-- Texto extraído --
En “El Ministro y Yo” (1976), Cantinflas convierte la burocracia en comedia y, de paso, en una incómoda lección sobre el servicio público. Su explicación del término remite al francés bureau, escritorio, y a la raíz griega krátos, poder, El poder que se ejerce desde el escritorio. Una imagen que permite entender por qué un mueble tan inofensivo puede llegar a tener tanto poder.
Lo inquietante es que, medio siglo después, todavía podamos reconocernos en aquella comedia setentera.
Un ciudadano llega a una oficina pública con su carpeta en mano. Ha pedido permiso en el trabajo, pagado transporte y organizado su mañana alrededor de una diligencia. Del otro lado del escritorio un ave de paso revisa sus documentos y descubre un requisito que nadie le había mencionado. Debe regresar. Cuando, con qué y ante quién son preguntas que, al parecer, tomaran dos o tres visitas más.
Hay relaciones sentimentales con muchos menos problemas que un expediente administrativo.
A esa degeneración del servicio público me gusta llamarla la burrocracia, la obstinación de quien convierte su capacidad de resolver en el privilegio de entorpecer. El funcionario que exige por costumbre y devuelve por comodidad o demora porque sabe que el tiempo perdido es el de otro.
Su frase predilecta es “siempre se ha hecho así”. La pronuncia con la tranquilidad de quien acaba de citar la Constitución, aunque solo esté defendiendo una costumbre que nadie recuerda haber aprobado. En su cubículo, una pregunta puede resultar impertinente y una propuesta de mejora puede provocar que un documento se extravíe misteriosamente.

-- Descripción del problema --
Transcribe sin cambios el fragmento del texto sobre la burocracia que empieza con "A esa degeneración" y sigue hasta "se extravíe misteriosamente.".

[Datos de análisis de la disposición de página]
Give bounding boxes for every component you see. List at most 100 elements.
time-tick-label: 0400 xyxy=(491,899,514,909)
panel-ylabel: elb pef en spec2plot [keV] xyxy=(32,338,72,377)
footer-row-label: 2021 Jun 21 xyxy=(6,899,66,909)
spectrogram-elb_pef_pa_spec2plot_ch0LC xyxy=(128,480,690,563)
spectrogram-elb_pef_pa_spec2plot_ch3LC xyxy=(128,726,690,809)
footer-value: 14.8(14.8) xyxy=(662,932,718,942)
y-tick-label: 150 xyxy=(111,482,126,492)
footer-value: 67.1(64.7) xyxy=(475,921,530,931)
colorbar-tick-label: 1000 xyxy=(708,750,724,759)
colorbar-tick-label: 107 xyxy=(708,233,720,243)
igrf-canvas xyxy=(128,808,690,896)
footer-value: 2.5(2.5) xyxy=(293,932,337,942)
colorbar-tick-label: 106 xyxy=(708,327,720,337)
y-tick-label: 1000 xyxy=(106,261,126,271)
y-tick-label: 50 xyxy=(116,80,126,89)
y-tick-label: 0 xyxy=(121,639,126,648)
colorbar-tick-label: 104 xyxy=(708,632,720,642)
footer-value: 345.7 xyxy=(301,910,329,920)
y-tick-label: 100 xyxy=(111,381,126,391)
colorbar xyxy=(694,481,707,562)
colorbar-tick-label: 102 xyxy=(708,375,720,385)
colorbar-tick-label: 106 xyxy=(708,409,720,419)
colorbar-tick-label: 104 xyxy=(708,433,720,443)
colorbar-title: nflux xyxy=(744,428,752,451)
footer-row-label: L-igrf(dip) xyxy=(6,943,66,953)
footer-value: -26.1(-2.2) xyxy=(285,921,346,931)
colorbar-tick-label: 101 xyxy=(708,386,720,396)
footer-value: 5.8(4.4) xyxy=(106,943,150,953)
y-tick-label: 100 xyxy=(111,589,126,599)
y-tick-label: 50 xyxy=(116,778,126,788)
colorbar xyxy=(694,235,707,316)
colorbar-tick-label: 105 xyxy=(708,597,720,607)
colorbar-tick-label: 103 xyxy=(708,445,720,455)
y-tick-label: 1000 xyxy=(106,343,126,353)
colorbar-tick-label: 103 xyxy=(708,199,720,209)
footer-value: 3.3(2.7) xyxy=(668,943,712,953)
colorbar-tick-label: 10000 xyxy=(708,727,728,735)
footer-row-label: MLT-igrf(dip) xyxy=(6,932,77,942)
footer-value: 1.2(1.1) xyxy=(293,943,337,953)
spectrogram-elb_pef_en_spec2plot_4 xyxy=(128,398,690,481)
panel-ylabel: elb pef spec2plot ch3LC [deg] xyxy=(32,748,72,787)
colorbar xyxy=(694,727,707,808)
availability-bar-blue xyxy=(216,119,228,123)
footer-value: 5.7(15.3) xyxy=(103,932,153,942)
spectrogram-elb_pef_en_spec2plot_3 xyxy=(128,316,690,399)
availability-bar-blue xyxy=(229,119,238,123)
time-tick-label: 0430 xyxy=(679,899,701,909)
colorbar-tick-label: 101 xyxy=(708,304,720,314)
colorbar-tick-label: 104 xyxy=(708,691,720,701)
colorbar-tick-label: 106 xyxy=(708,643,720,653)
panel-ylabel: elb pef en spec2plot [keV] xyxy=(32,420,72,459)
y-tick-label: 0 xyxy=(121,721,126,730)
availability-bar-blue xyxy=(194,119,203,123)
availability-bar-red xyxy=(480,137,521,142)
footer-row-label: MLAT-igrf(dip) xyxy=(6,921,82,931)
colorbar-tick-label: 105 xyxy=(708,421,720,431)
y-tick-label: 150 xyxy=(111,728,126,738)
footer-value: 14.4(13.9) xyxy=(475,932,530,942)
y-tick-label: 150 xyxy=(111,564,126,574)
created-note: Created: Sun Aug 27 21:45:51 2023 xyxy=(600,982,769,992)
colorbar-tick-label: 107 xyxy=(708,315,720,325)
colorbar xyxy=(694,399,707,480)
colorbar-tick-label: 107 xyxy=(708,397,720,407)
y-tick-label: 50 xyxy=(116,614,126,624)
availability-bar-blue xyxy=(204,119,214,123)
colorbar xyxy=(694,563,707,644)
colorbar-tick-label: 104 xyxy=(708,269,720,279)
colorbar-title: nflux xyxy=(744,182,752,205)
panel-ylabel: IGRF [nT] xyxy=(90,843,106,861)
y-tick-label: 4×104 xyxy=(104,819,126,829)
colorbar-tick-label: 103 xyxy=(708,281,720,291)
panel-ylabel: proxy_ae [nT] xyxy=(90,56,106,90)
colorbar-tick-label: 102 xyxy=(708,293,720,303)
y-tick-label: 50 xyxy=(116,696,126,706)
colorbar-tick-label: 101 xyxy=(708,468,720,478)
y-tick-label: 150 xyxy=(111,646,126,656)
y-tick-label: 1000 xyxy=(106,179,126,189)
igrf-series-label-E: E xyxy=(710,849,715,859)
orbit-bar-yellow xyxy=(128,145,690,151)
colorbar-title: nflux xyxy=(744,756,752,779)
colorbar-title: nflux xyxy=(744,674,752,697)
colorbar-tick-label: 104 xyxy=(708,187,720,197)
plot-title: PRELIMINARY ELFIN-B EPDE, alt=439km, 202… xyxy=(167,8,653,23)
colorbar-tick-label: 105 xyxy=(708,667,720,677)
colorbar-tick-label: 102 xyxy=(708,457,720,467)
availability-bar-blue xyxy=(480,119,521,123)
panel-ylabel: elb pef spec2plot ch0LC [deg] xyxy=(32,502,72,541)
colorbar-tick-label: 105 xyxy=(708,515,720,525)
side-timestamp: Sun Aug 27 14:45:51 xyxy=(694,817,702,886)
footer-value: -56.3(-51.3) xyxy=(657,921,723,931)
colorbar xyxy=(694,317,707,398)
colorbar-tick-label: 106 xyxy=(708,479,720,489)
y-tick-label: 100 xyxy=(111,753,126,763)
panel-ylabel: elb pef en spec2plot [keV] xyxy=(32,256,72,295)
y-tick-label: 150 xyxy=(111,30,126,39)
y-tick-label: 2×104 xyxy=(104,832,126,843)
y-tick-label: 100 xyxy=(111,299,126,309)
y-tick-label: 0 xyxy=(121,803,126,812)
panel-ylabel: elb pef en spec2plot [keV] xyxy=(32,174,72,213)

-- Espacio de respuesta --
A esa degeneración del servicio público me gusta llamarla la burrocracia, la obstinación de quien convierte su capacidad de resolver en el privilegio de entorpecer. El funcionario que exige por costumbre y devuelve por comodidad o demora porque sabe que el tiempo perdido es el de otro.
Su frase predilecta es “siempre se ha hecho así”. La pronuncia con la tranquilidad de quien acaba de citar la Constitución, aunque solo esté defendiendo una costumbre que nadie recuerda haber aprobado. En su cubículo, una pregunta puede resultar impertinente y una propuesta de mejora puede provocar que un documento se extravíe misteriosamente.